A run of records
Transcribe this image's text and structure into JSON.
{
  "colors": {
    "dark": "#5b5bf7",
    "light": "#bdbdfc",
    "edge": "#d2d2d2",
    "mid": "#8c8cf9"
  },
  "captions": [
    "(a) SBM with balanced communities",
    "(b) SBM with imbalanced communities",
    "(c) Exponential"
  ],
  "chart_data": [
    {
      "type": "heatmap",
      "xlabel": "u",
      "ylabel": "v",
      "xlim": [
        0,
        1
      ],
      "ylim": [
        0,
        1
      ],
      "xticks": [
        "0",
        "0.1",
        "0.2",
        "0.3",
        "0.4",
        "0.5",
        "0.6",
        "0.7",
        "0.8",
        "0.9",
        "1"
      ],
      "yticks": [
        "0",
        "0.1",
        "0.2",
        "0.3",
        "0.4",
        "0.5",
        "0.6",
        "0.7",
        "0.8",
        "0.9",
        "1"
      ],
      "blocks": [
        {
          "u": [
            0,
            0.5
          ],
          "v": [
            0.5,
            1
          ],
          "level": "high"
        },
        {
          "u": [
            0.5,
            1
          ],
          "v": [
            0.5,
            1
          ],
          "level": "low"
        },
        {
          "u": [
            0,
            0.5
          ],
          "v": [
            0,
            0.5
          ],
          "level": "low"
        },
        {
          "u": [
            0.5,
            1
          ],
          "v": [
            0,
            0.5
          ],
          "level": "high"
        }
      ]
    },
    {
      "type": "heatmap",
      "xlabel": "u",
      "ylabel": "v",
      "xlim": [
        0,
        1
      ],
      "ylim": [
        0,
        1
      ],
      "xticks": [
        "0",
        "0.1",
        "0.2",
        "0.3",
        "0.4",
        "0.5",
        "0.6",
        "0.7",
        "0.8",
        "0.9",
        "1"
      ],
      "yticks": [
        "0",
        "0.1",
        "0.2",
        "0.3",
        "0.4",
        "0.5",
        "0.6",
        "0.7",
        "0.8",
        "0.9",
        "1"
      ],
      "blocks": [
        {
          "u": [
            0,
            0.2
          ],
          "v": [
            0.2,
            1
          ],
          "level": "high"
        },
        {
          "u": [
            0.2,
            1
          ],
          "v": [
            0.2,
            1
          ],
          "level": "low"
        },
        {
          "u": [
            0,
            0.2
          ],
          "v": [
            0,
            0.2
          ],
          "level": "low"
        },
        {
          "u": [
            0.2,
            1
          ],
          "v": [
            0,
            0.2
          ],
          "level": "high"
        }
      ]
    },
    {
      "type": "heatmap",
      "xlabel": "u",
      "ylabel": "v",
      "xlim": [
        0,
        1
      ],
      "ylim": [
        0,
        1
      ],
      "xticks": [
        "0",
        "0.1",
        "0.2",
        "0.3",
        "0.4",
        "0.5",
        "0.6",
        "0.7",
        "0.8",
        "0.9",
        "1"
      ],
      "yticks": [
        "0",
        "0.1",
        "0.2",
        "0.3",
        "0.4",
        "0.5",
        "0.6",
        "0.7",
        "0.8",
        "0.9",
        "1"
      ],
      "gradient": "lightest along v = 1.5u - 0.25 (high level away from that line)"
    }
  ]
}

## Set task
Repeat every line of the material exactly as given.

## Solution to this exercise
Transcribe this image's text and structure into JSON.
{
  "colors": {
    "dark": "#5b5bf7",
    "light": "#bdbdfc",
    "edge": "#d2d2d2",
    "mid": "#8c8cf9"
  },
  "captions": [
    "(a) SBM with balanced communities",
    "(b) SBM with imbalanced communities",
    "(c) Exponential"
  ],
  "chart_data": [
    {
      "type": "heatmap",
      "xlabel": "u",
      "ylabel": "v",
      "xlim": [
        0,
        1
      ],
      "ylim": [
        0,
        1
      ],
      "xticks": [
        "0",
        "0.1",
        "0.2",
        "0.3",
        "0.4",
        "0.5",
        "0.6",
        "0.7",
        "0.8",
        "0.9",
        "1"
      ],
      "yticks": [
        "0",
        "0.1",
        "0.2",
        "0.3",
        "0.4",
        "0.5",
        "0.6",
        "0.7",
        "0.8",
        "0.9",
        "1"
      ],
      "blocks": [
        {
          "u": [
            0,
            0.5
          ],
          "v": [
            0.5,
            1
          ],
          "level": "high"
        },
        {
          "u": [
            0.5,
            1
          ],
          "v": [
            0.5,
            1
          ],
          "level": "low"
        },
        {
          "u": [
            0,
            0.5
          ],
          "v": [
            0,
            0.5
          ],
          "level": "low"
        },
        {
          "u": [
            0.5,
            1
          ],
          "v": [
            0,
            0.5
          ],
          "level": "high"
        }
      ]
    },
    {
      "type": "heatmap",
      "xlabel": "u",
      "ylabel": "v",
      "xlim": [
        0,
        1
      ],
      "ylim": [
        0,
        1
      ],
      "xticks": [
        "0",
        "0.1",
        "0.2",
        "0.3",
        "0.4",
        "0.5",
        "0.6",
        "0.7",
        "0.8",
        "0.9",
        "1"
      ],
      "yticks": [
        "0",
        "0.1",
        "0.2",
        "0.3",
        "0.4",
        "0.5",
        "0.6",
        "0.7",
        "0.8",
        "0.9",
        "1"
      ],
      "blocks": [
        {
          "u": [
            0,
            0.2
          ],
          "v": [
            0.2,
            1
          ],
          "level": "high"
        },
        {
          "u": [
            0.2,
            1
          ],
          "v": [
            0.2,
            1
          ],
          "level": "low"
        },
        {
          "u": [
            0,
            0.2
          ],
          "v": [
            0,
            0.2
          ],
          "level": "low"
        },
        {
          "u": [
            0.2,
            1
          ],
          "v": [
            0,
            0.2
          ],
          "level": "high"
        }
      ]
    },
    {
      "type": "heatmap",
      "xlabel": "u",
      "ylabel": "v",
      "xlim": [
        0,
        1
      ],
      "ylim": [
        0,
        1
      ],
      "xticks": [
        "0",
        "0.1",
        "0.2",
        "0.3",
        "0.4",
        "0.5",
        "0.6",
        "0.7",
        "0.8",
        "0.9",
        "1"
      ],
      "yticks": [
        "0",
        "0.1",
        "0.2",
        "0.3",
        "0.4",
        "0.5",
        "0.6",
        "0.7",
        "0.8",
        "0.9",
        "1"
      ],
      "gradient": "lightest along v = 1.5u - 0.25 (high level away from that line)"
    }
  ]
}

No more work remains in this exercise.